● PROBLEM DESCRIPTION: Reproduce the listing below in full and without alteration, apart from its pictures.

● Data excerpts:

┌────────

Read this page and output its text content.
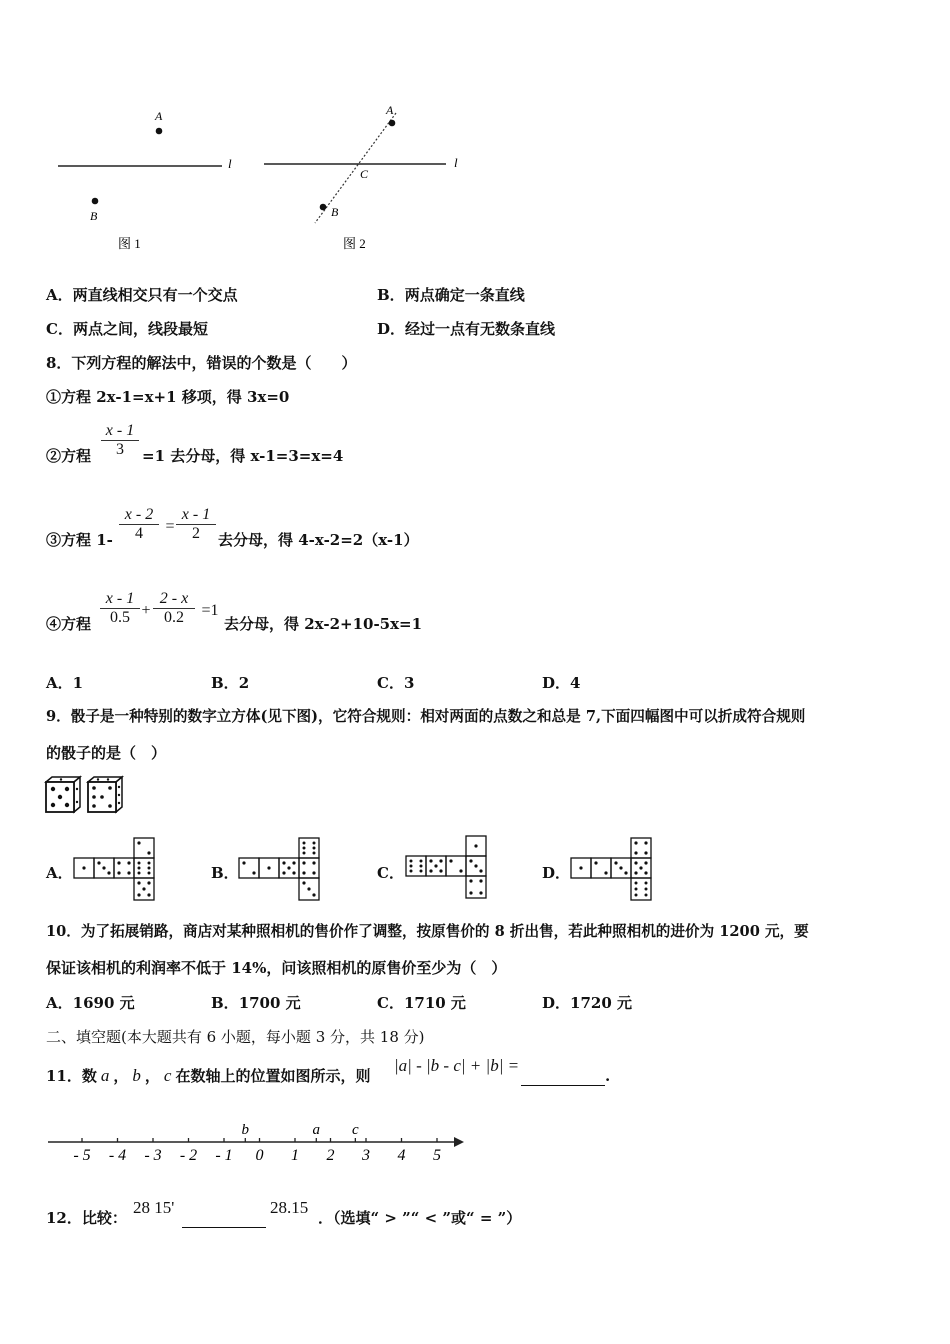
A
B
l
图 1
A
B
C
l
图 2
A．两直线相交只有一个交点	B．两点确定一条直线
C．两点之间，线段最短	D．经过一点有无数条直线
8．下列方程的解法中，错误的个数是（　　）
①方程 2x-1=x+1 移项，得 3x=0
②方程 $\frac{x - 1}{3} =1$ 去分母，得 x-1=3=x=4
③方程 $1- \frac{x - 2}{4} = \frac{x - 1}{2}$ 去分母，得 4-x-2=2（x-1）
④方程 $\frac{x - 1}{0.5} + \frac{2 - x}{0.2} =1$
去分母，得 2x-2+10-5x=1
A．1	B．2	C．3	D．4
9．骰子是一种特别的数字立方体(见下图)，它符合规则：相对两面的点数之和总是 7,下面四幅图中可以折成符合规则
的骰子的是（　）
A．	B．	C．	D．
10．为了拓展销路，商店对某种照相机的售价作了调整，按原售价的 8 折出售，若此种照相机的进价为 1200 元，要
保证该相机的利润率不低于 14%，问该照相机的原售价至少为（　）
A．1690 元	B．1700 元	C．1710 元	D．1720 元
二、填空题(本大题共有 6 小题，每小题 3 分，共 18 分)
11．数 a ， b ， c 在数轴上的位置如图所示，则
|a| - |b - c| + |b| =
.
- 5 - 4 - 3 - 2 - 1 0 1 2 3 4 5
b	a c
12．比较：
28 15'	28.15
．（选填“ > ”“ < ”或“ = ”）
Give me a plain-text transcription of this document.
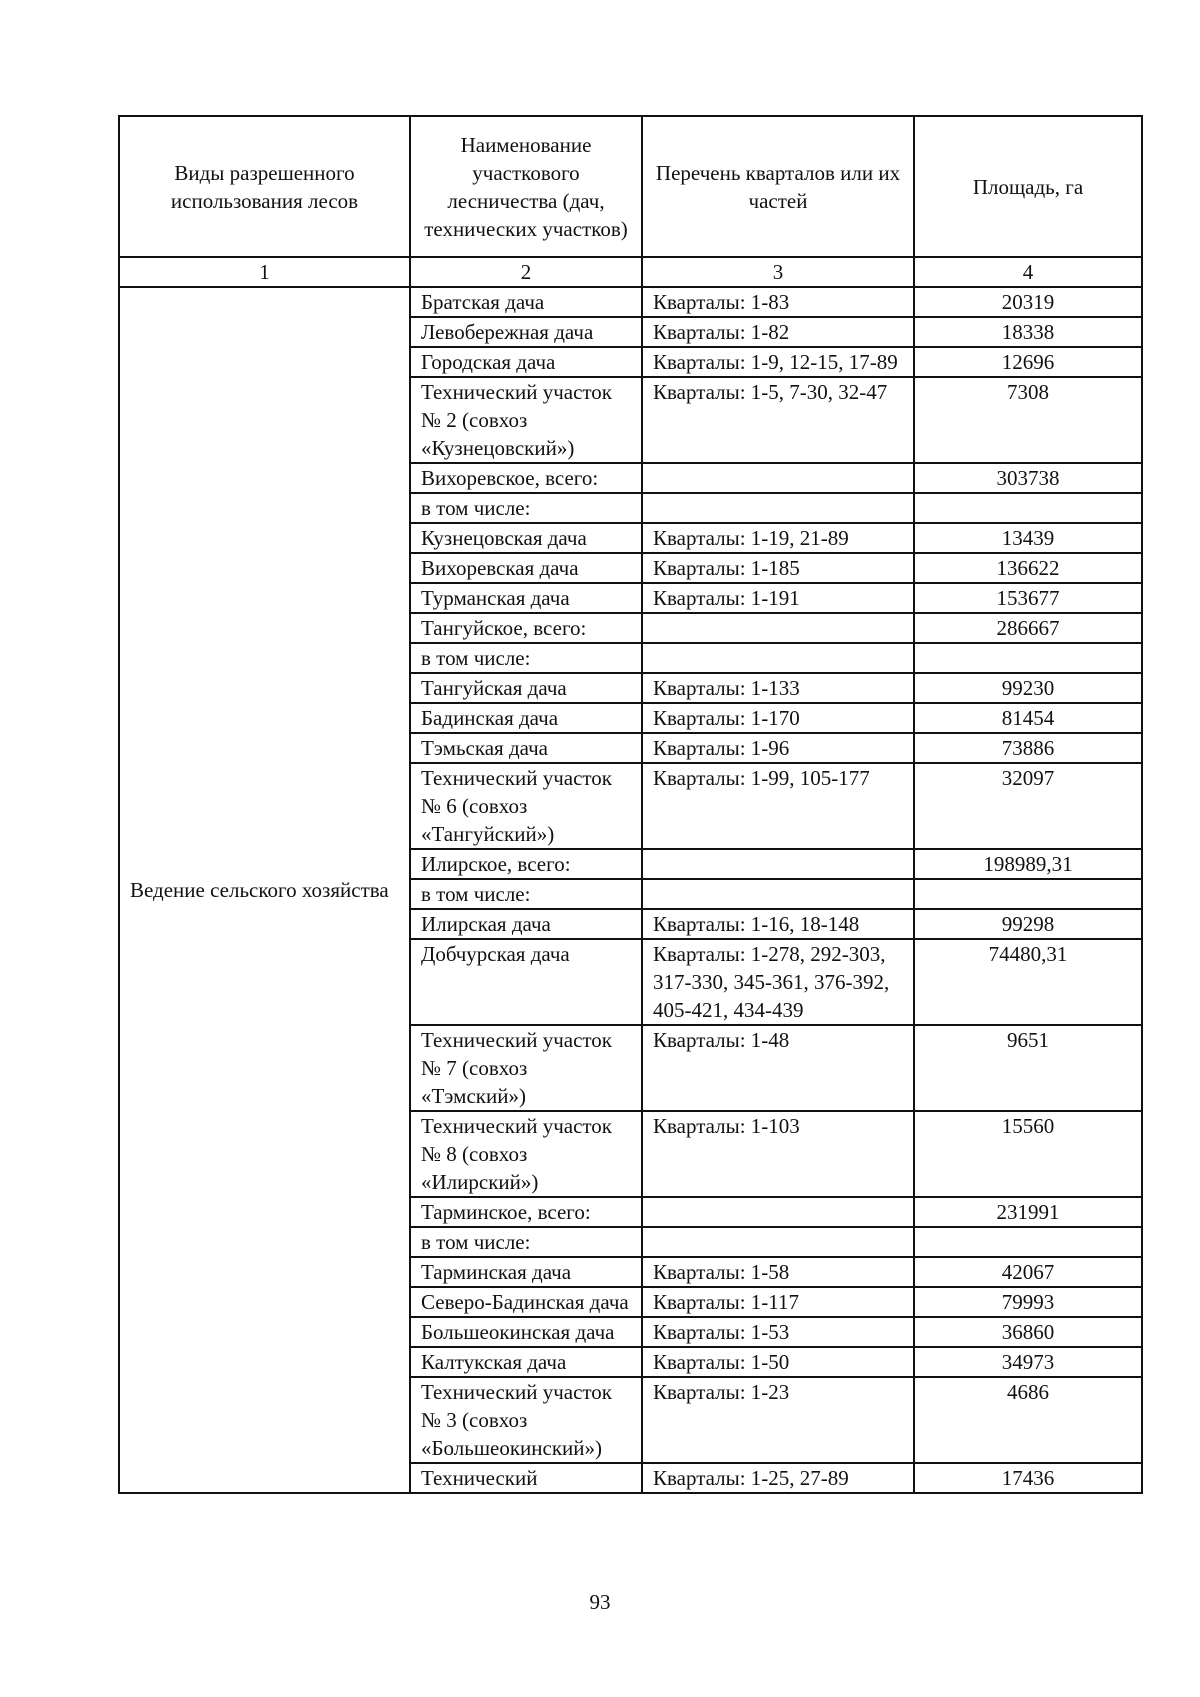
Виды разрешенного использования лесов	Наименование участкового лесничества (дач, технических участков)	Перечень кварталов или их частей	Площадь, га
1	2	3	4
Ведение сельского хозяйства	Братская дача	Кварталы: 1-83	20319
	Левобережная дача	Кварталы: 1-82	18338
	Городская дача	Кварталы: 1-9, 12-15, 17-89	12696
	Технический участок № 2 (совхоз «Кузнецовский»)	Кварталы: 1-5, 7-30, 32-47	7308
	Вихоревское, всего:		303738
	в том числе:		
	Кузнецовская дача	Кварталы: 1-19, 21-89	13439
	Вихоревская дача	Кварталы: 1-185	136622
	Турманская дача	Кварталы: 1-191	153677
	Тангуйское, всего:		286667
	в том числе:		
	Тангуйская дача	Кварталы: 1-133	99230
	Бадинская дача	Кварталы: 1-170	81454
	Тэмьская дача	Кварталы: 1-96	73886
	Технический участок № 6 (совхоз «Тангуйский»)	Кварталы: 1-99, 105-177	32097
	Илирское, всего:		198989,31
	в том числе:		
	Илирская дача	Кварталы: 1-16, 18-148	99298
	Добчурская дача	Кварталы: 1-278, 292-303, 317-330, 345-361, 376-392, 405-421, 434-439	74480,31
	Технический участок № 7 (совхоз «Тэмский»)	Кварталы: 1-48	9651
	Технический участок № 8 (совхоз «Илирский»)	Кварталы: 1-103	15560
	Тарминское, всего:		231991
	в том числе:		
	Тарминская дача	Кварталы: 1-58	42067
	Северо-Бадинская дача	Кварталы: 1-117	79993
	Большеокинская дача	Кварталы: 1-53	36860
	Калтукская дача	Кварталы: 1-50	34973
	Технический участок № 3 (совхоз «Большеокинский»)	Кварталы: 1-23	4686
	Технический	Кварталы: 1-25, 27-89	17436
93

└────────

● RESPONSE TO THIS TASK:
Read this page and output its text content.
A
B
l
图 1
A
B
C
l
图 2
A．两直线相交只有一个交点	B．两点确定一条直线
C．两点之间，线段最短	D．经过一点有无数条直线
8．下列方程的解法中，错误的个数是（　　）
①方程 2x-1=x+1 移项，得 3x=0
②方程 $\frac{x - 1}{3} =1$ 去分母，得 x-1=3=x=4
③方程 $1- \frac{x - 2}{4} = \frac{x - 1}{2}$ 去分母，得 4-x-2=2（x-1）
④方程 $\frac{x - 1}{0.5} + \frac{2 - x}{0.2} =1$
去分母，得 2x-2+10-5x=1
A．1	B．2	C．3	D．4
9．骰子是一种特别的数字立方体(见下图)，它符合规则：相对两面的点数之和总是 7,下面四幅图中可以折成符合规则
的骰子的是（　）
A．	B．	C．	D．
10．为了拓展销路，商店对某种照相机的售价作了调整，按原售价的 8 折出售，若此种照相机的进价为 1200 元，要
保证该相机的利润率不低于 14%，问该照相机的原售价至少为（　）
A．1690 元	B．1700 元	C．1710 元	D．1720 元
二、填空题(本大题共有 6 小题，每小题 3 分，共 18 分)
11．数 a ， b ， c 在数轴上的位置如图所示，则
|a| - |b - c| + |b| =
.
- 5 - 4 - 3 - 2 - 1 0 1 2 3 4 5
b	a c
12．比较：
28 15'	28.15
．（选填“ > ”“ < ”或“ = ”）
Give me a plain-text transcription of this document.
Виды разрешенного использования лесов	Наименование участкового лесничества (дач, технических участков)	Перечень кварталов или их частей	Площадь, га
1	2	3	4
Ведение сельского хозяйства	Братская дача	Кварталы: 1-83	20319
	Левобережная дача	Кварталы: 1-82	18338
	Городская дача	Кварталы: 1-9, 12-15, 17-89	12696
	Технический участок № 2 (совхоз «Кузнецовский»)	Кварталы: 1-5, 7-30, 32-47	7308
	Вихоревское, всего:		303738
	в том числе:		
	Кузнецовская дача	Кварталы: 1-19, 21-89	13439
	Вихоревская дача	Кварталы: 1-185	136622
	Турманская дача	Кварталы: 1-191	153677
	Тангуйское, всего:		286667
	в том числе:		
	Тангуйская дача	Кварталы: 1-133	99230
	Бадинская дача	Кварталы: 1-170	81454
	Тэмьская дача	Кварталы: 1-96	73886
	Технический участок № 6 (совхоз «Тангуйский»)	Кварталы: 1-99, 105-177	32097
	Илирское, всего:		198989,31
	в том числе:		
	Илирская дача	Кварталы: 1-16, 18-148	99298
	Добчурская дача	Кварталы: 1-278, 292-303, 317-330, 345-361, 376-392, 405-421, 434-439	74480,31
	Технический участок № 7 (совхоз «Тэмский»)	Кварталы: 1-48	9651
	Технический участок № 8 (совхоз «Илирский»)	Кварталы: 1-103	15560
	Тарминское, всего:		231991
	в том числе:		
	Тарминская дача	Кварталы: 1-58	42067
	Северо-Бадинская дача	Кварталы: 1-117	79993
	Большеокинская дача	Кварталы: 1-53	36860
	Калтукская дача	Кварталы: 1-50	34973
	Технический участок № 3 (совхоз «Большеокинский»)	Кварталы: 1-23	4686
	Технический	Кварталы: 1-25, 27-89	17436
93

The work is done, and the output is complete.